-- Provided data --
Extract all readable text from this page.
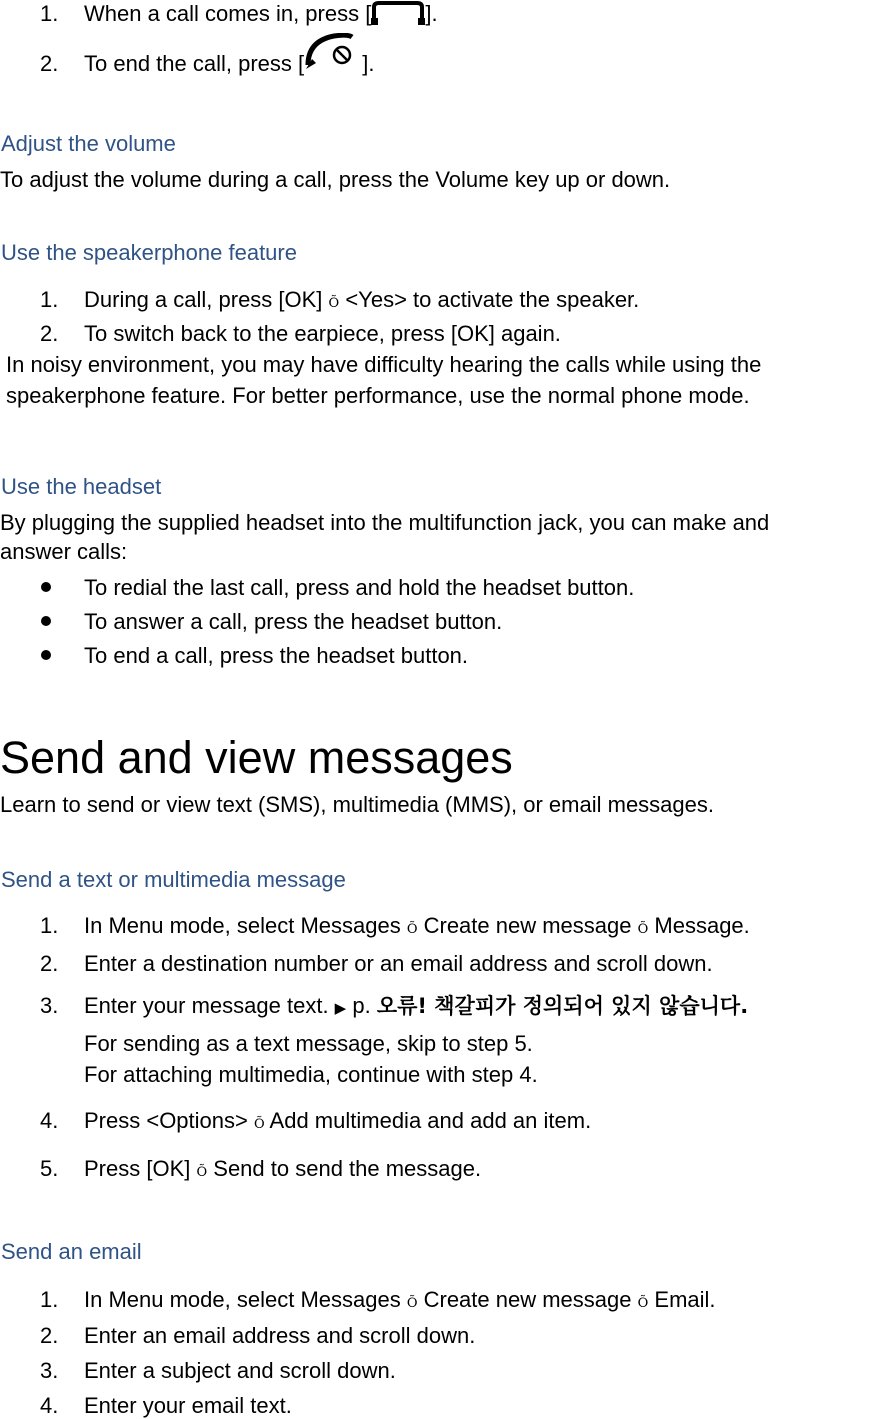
1. When a call comes in, press [ ].
2. To end the call, press [ ].
Adjust the volume
To adjust the volume during a call, press the Volume key up or down.
Use the speakerphone feature
1. During a call, press [OK] Õ <Yes> to activate the speaker.
2. To switch back to the earpiece, press [OK] again.
In noisy environment, you may have difficulty hearing the calls while using the
speakerphone feature. For better performance, use the normal phone mode.
Use the headset
By plugging the supplied headset into the multifunction jack, you can make and
answer calls:
To redial the last call, press and hold the headset button.
To answer a call, press the headset button.
To end a call, press the headset button.
Send and view messages
Learn to send or view text (SMS), multimedia (MMS), or email messages.
Send a text or multimedia message
1. In Menu mode, select Messages Õ Create new message Õ Message.
2. Enter a destination number or an email address and scroll down.
3. Enter your message text. ▶ p. 오류! 책갈피가 정의되어 있지 않습니다.
For sending as a text message, skip to step 5.
For attaching multimedia, continue with step 4.
4. Press <Options> Õ Add multimedia and add an item.
5. Press [OK] Õ Send to send the message.
Send an email
1. In Menu mode, select Messages Õ Create new message Õ Email.
2. Enter an email address and scroll down.
3. Enter a subject and scroll down.
4. Enter your email text.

-- Task to complete --
Except for the pictures, copy the material above exactly.

-- Solution to this exercise --
Extract all readable text from this page.
1. When a call comes in, press [ ].
2. To end the call, press [ ].
Adjust the volume
To adjust the volume during a call, press the Volume key up or down.
Use the speakerphone feature
1. During a call, press [OK] Õ <Yes> to activate the speaker.
2. To switch back to the earpiece, press [OK] again.
In noisy environment, you may have difficulty hearing the calls while using the
speakerphone feature. For better performance, use the normal phone mode.
Use the headset
By plugging the supplied headset into the multifunction jack, you can make and
answer calls:
To redial the last call, press and hold the headset button.
To answer a call, press the headset button.
To end a call, press the headset button.
Send and view messages
Learn to send or view text (SMS), multimedia (MMS), or email messages.
Send a text or multimedia message
1. In Menu mode, select Messages Õ Create new message Õ Message.
2. Enter a destination number or an email address and scroll down.
3. Enter your message text. ▶ p. 오류! 책갈피가 정의되어 있지 않습니다.
For sending as a text message, skip to step 5.
For attaching multimedia, continue with step 4.
4. Press <Options> Õ Add multimedia and add an item.
5. Press [OK] Õ Send to send the message.
Send an email
1. In Menu mode, select Messages Õ Create new message Õ Email.
2. Enter an email address and scroll down.
3. Enter a subject and scroll down.
4. Enter your email text.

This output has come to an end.